_Objective_
Pictures in the records should not be copied, but every other part must be repeated exactly.

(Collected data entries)
* * *
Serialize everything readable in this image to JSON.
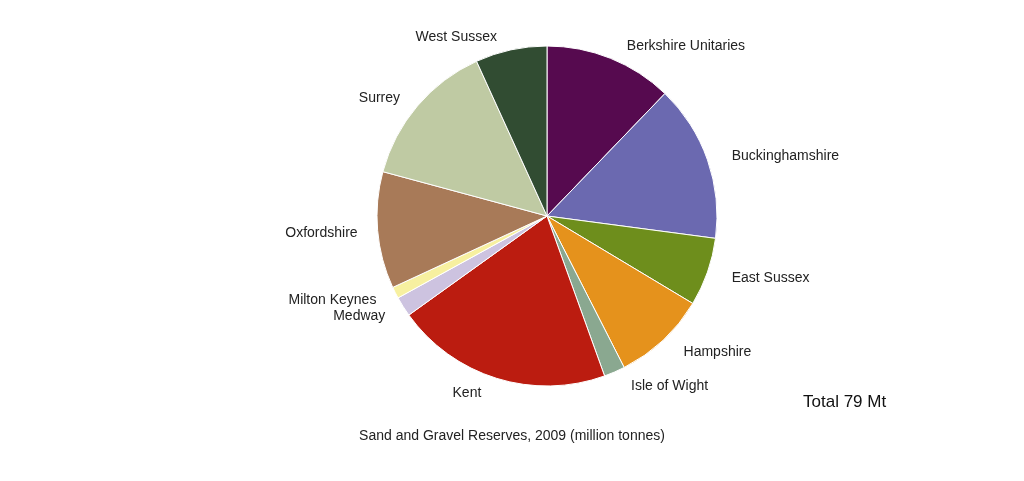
{
  "chart_data": {
    "type": "pie",
    "title": "Sand and Gravel Reserves, 2009 (million tonnes)",
    "categories": [
      "Berkshire Unitaries",
      "Buckinghamshire",
      "East Sussex",
      "Hampshire",
      "Isle of Wight",
      "Kent",
      "Medway",
      "Milton Keynes",
      "Oxfordshire",
      "Surrey",
      "West Sussex"
    ],
    "values": [
      12.2,
      14.9,
      6.5,
      8.9,
      2,
      20.6,
      1.9,
      1.1,
      11.1,
      14,
      6.8
    ],
    "colors": [
      "#560a4f",
      "#6b69b0",
      "#6e8e1c",
      "#e5921c",
      "#8aa890",
      "#bb1c10",
      "#cdc3e0",
      "#f7f0a0",
      "#a87a58",
      "#bfcaa3",
      "#314c32"
    ],
    "annotations": [
      "Total 79 Mt"
    ]
  }
}
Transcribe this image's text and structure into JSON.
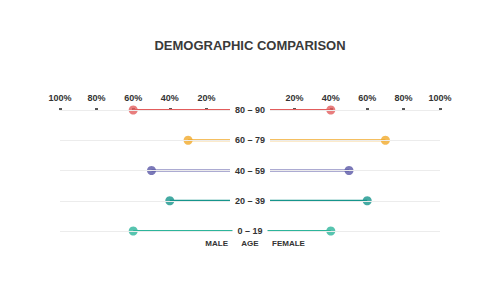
* * *
_Response_
Serialize everything readable in this image to JSON.
{
  "chart_data": {
    "type": "pie",
    "title": "Sand and Gravel Reserves, 2009 (million tonnes)",
    "categories": [
      "Berkshire Unitaries",
      "Buckinghamshire",
      "East Sussex",
      "Hampshire",
      "Isle of Wight",
      "Kent",
      "Medway",
      "Milton Keynes",
      "Oxfordshire",
      "Surrey",
      "West Sussex"
    ],
    "values": [
      12.2,
      14.9,
      6.5,
      8.9,
      2,
      20.6,
      1.9,
      1.1,
      11.1,
      14,
      6.8
    ],
    "colors": [
      "#560a4f",
      "#6b69b0",
      "#6e8e1c",
      "#e5921c",
      "#8aa890",
      "#bb1c10",
      "#cdc3e0",
      "#f7f0a0",
      "#a87a58",
      "#bfcaa3",
      "#314c32"
    ],
    "annotations": [
      "Total 79 Mt"
    ]
  }
}
Transcribe this image's text and structure into JSON.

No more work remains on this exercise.